* Set problem *
From the listing below, return each line that includes "name".

* Recorded data *
# # # # # # #

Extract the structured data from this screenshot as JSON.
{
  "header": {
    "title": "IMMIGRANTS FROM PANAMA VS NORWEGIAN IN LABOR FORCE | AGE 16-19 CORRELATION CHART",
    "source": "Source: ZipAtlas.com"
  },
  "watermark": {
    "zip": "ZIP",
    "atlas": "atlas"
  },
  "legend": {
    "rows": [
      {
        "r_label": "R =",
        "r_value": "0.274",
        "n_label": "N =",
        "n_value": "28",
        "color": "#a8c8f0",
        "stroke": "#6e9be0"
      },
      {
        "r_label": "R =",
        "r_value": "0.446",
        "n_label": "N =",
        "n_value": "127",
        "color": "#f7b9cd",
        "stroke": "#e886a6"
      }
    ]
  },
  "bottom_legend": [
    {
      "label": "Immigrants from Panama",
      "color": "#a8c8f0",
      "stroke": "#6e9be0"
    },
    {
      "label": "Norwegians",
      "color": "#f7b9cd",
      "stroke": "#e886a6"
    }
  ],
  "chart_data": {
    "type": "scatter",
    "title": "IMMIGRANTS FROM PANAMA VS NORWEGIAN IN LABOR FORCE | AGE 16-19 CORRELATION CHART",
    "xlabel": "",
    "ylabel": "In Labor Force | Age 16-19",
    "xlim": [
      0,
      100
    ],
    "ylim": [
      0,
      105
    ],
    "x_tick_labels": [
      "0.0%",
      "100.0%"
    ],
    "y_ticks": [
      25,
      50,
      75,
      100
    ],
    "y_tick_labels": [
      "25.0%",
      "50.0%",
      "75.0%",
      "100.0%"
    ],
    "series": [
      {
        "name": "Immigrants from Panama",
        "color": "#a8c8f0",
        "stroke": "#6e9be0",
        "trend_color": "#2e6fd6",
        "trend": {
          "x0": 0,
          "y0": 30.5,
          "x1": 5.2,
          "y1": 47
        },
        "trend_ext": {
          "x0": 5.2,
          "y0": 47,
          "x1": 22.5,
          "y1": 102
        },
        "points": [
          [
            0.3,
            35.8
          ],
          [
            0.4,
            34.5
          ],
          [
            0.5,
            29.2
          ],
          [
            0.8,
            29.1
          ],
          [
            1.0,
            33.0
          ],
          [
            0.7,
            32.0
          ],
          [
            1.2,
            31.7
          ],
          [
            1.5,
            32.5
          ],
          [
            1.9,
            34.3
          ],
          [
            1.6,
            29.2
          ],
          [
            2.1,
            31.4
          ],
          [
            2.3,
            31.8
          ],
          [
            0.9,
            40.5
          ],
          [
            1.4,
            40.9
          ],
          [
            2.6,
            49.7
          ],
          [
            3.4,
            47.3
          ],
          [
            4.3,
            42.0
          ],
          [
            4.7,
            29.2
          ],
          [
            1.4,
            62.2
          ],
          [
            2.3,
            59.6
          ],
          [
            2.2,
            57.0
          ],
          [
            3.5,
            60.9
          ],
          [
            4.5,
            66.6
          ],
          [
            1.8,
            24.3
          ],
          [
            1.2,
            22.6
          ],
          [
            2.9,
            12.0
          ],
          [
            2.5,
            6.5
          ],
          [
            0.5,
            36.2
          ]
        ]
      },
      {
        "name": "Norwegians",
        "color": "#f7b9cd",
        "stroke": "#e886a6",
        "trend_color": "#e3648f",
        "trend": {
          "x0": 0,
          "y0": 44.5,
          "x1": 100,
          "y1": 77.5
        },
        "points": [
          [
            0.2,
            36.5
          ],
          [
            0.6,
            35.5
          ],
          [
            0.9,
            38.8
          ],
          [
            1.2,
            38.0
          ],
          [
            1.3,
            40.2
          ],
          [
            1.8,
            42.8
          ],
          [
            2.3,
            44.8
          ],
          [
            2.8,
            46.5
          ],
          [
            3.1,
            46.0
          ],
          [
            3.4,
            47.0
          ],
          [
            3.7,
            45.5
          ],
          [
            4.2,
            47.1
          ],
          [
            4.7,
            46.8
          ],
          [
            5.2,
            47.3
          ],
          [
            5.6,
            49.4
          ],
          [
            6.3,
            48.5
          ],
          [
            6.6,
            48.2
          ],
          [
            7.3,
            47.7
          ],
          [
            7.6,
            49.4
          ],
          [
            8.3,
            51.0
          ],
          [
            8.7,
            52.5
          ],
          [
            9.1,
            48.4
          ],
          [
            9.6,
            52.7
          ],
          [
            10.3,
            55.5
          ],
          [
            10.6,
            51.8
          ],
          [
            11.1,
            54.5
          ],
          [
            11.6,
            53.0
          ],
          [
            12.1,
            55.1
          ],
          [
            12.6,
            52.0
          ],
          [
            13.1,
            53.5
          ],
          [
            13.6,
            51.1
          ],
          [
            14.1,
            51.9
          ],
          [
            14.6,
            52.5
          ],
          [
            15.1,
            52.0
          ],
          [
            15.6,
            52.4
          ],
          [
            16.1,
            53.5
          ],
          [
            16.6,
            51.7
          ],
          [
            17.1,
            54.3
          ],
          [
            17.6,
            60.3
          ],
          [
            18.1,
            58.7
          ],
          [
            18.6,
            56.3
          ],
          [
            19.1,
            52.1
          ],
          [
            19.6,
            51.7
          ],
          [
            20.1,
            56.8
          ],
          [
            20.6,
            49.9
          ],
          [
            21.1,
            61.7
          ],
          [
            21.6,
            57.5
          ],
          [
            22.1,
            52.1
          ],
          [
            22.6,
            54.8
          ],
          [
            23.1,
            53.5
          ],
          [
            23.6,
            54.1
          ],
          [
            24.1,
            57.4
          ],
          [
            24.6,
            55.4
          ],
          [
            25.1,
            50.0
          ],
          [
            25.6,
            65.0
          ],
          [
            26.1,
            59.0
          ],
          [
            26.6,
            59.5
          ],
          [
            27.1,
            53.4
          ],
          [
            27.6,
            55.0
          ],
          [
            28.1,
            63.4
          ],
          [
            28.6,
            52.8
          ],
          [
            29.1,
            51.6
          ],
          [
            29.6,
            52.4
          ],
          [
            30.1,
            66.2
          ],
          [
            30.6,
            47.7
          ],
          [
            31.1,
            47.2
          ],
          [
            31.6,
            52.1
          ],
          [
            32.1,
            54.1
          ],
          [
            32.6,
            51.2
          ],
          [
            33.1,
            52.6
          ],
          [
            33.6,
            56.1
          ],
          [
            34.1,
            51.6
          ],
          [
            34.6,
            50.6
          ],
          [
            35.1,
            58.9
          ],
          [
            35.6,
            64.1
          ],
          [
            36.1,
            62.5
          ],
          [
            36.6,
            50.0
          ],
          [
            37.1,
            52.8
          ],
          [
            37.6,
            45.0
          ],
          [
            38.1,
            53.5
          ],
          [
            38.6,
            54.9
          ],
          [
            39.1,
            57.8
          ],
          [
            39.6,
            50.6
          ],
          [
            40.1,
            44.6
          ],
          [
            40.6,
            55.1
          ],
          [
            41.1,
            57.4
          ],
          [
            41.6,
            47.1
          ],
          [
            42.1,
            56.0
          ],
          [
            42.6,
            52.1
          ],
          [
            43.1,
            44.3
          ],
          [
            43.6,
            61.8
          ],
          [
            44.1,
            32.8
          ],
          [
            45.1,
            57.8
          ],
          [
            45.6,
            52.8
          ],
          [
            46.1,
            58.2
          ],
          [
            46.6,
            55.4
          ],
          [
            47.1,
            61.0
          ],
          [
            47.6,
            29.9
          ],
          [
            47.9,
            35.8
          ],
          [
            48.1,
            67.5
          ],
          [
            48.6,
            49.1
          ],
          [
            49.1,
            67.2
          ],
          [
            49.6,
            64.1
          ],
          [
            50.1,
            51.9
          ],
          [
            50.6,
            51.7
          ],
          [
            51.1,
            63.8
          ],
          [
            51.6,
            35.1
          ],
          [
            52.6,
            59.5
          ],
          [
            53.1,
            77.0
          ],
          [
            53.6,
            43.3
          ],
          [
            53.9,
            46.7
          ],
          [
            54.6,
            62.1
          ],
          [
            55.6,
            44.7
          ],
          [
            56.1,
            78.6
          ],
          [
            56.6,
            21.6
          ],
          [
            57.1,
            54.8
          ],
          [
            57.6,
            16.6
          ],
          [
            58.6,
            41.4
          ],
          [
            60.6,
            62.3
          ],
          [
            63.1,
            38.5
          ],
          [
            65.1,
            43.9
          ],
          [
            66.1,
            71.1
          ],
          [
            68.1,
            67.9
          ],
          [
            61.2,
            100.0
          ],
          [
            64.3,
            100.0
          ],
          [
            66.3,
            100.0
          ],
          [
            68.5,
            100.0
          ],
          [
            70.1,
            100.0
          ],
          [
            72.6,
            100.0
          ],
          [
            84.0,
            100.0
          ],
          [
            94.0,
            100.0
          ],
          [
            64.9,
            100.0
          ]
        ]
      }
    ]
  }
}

# # # # # # #

* Exercise output *
        "name": "Immigrants from Panama",
        "name": "Norwegians",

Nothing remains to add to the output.